Dataset items
--- begin ---

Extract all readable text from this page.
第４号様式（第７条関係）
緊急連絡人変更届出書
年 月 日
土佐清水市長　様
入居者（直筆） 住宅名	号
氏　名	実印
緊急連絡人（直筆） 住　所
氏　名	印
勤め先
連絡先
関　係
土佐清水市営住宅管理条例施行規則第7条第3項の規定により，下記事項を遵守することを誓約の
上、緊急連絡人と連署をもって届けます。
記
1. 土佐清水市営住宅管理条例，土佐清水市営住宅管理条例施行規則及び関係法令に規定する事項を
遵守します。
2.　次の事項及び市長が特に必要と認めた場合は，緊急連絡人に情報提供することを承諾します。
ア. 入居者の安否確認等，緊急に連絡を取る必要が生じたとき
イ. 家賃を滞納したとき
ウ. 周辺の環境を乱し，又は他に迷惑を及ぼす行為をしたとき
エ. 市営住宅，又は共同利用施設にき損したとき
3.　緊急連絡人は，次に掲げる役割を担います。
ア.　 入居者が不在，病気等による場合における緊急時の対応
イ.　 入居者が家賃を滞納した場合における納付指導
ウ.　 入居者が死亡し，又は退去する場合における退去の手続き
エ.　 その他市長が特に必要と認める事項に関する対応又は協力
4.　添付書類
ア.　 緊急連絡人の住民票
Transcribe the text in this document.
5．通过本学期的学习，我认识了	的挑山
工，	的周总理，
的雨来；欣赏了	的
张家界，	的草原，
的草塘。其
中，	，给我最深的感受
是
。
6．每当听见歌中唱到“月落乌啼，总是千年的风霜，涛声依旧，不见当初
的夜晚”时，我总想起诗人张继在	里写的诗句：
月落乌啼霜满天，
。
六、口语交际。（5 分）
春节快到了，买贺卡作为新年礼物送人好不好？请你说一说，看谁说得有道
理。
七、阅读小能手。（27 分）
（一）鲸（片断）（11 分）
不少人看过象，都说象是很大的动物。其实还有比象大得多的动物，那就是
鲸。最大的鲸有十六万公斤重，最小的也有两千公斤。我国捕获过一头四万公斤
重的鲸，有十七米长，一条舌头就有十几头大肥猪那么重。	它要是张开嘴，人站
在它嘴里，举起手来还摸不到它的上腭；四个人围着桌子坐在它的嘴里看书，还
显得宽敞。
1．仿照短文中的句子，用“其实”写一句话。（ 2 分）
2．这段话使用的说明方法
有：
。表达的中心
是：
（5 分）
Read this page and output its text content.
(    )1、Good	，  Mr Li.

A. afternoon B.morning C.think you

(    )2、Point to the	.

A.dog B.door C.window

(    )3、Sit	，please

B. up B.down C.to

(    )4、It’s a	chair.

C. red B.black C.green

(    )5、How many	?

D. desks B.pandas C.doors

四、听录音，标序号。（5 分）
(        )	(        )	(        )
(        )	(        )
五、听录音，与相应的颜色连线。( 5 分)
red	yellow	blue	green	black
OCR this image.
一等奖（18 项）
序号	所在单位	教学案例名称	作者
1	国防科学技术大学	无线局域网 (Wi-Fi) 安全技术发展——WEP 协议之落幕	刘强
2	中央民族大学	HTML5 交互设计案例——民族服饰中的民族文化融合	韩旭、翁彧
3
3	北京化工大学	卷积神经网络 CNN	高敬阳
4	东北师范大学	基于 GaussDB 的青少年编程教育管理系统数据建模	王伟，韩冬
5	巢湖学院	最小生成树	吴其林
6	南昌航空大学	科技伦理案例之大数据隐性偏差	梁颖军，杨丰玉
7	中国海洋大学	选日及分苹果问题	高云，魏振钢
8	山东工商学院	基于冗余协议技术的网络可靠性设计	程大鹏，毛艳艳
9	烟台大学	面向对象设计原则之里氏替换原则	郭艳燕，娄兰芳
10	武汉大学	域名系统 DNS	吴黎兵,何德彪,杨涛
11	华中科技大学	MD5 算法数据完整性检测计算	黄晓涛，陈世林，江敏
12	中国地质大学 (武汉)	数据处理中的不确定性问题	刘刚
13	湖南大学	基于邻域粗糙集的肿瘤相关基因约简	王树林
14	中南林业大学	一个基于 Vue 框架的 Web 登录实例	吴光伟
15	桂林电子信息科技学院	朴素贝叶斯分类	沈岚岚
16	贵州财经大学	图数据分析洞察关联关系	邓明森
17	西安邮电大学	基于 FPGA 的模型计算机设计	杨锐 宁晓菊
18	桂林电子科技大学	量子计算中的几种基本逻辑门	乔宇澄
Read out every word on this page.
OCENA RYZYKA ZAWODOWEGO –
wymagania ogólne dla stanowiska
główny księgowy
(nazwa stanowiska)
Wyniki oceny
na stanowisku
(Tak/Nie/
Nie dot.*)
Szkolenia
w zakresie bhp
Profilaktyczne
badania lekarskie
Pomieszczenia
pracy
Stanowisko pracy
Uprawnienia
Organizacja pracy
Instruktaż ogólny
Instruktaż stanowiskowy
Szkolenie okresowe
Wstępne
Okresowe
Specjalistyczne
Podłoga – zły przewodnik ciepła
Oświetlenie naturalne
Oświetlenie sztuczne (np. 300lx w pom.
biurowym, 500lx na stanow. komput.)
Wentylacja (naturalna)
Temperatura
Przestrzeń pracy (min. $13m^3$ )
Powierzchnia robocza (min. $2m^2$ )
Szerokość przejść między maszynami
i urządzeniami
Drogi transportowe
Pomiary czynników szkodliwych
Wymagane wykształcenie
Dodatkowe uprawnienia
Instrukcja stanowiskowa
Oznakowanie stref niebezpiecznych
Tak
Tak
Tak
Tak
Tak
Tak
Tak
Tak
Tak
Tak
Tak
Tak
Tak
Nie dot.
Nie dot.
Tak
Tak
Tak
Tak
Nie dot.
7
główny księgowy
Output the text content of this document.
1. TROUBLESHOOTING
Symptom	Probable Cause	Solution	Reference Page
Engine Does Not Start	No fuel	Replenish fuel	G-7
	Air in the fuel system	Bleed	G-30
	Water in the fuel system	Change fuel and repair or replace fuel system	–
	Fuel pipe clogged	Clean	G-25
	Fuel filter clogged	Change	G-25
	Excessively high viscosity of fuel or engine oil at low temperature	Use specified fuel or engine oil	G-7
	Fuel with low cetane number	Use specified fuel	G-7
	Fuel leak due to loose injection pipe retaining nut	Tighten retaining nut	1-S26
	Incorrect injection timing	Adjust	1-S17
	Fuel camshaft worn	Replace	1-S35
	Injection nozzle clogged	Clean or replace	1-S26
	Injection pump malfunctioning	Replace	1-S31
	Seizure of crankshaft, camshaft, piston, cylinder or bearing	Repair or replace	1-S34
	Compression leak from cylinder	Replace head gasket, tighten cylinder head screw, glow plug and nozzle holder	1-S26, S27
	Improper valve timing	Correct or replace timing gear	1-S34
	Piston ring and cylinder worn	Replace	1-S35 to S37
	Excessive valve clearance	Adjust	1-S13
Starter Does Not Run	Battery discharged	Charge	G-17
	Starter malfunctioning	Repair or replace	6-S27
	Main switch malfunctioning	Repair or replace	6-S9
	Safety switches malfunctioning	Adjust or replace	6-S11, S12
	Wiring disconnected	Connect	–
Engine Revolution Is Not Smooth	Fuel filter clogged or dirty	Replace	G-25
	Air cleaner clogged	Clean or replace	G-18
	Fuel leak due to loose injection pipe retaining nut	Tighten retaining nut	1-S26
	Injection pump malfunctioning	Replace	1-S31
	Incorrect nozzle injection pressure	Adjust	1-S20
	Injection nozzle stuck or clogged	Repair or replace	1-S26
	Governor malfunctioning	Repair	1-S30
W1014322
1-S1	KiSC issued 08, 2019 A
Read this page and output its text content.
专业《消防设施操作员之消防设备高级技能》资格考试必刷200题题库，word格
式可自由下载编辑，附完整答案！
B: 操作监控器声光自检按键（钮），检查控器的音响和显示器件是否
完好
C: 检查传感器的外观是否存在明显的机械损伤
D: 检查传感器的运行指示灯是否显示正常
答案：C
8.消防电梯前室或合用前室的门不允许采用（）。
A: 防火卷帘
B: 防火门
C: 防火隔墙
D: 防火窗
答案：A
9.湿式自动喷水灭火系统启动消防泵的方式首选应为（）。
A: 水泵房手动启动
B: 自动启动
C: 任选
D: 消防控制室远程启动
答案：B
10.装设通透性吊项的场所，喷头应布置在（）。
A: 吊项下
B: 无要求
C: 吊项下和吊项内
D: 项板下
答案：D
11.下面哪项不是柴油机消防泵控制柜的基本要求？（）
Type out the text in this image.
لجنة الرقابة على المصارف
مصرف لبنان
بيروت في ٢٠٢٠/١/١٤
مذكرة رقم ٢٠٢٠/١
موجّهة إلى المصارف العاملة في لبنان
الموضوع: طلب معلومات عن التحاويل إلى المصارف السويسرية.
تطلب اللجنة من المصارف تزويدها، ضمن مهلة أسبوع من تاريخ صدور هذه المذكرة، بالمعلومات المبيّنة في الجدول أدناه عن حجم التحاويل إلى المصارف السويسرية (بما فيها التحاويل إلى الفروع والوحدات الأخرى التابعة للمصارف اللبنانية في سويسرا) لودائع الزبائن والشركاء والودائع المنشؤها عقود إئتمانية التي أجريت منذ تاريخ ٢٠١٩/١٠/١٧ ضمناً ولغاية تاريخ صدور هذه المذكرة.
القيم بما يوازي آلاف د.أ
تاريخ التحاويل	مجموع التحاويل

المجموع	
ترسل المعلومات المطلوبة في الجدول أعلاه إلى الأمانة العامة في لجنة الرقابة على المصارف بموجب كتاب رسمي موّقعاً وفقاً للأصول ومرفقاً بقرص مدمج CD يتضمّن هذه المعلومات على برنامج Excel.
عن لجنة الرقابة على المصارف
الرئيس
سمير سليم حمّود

--- end ---

» **What the task asks**: Count the lines in the records above that hold the word "clogged", and give only that number.

» **Solution to the exercise**: 6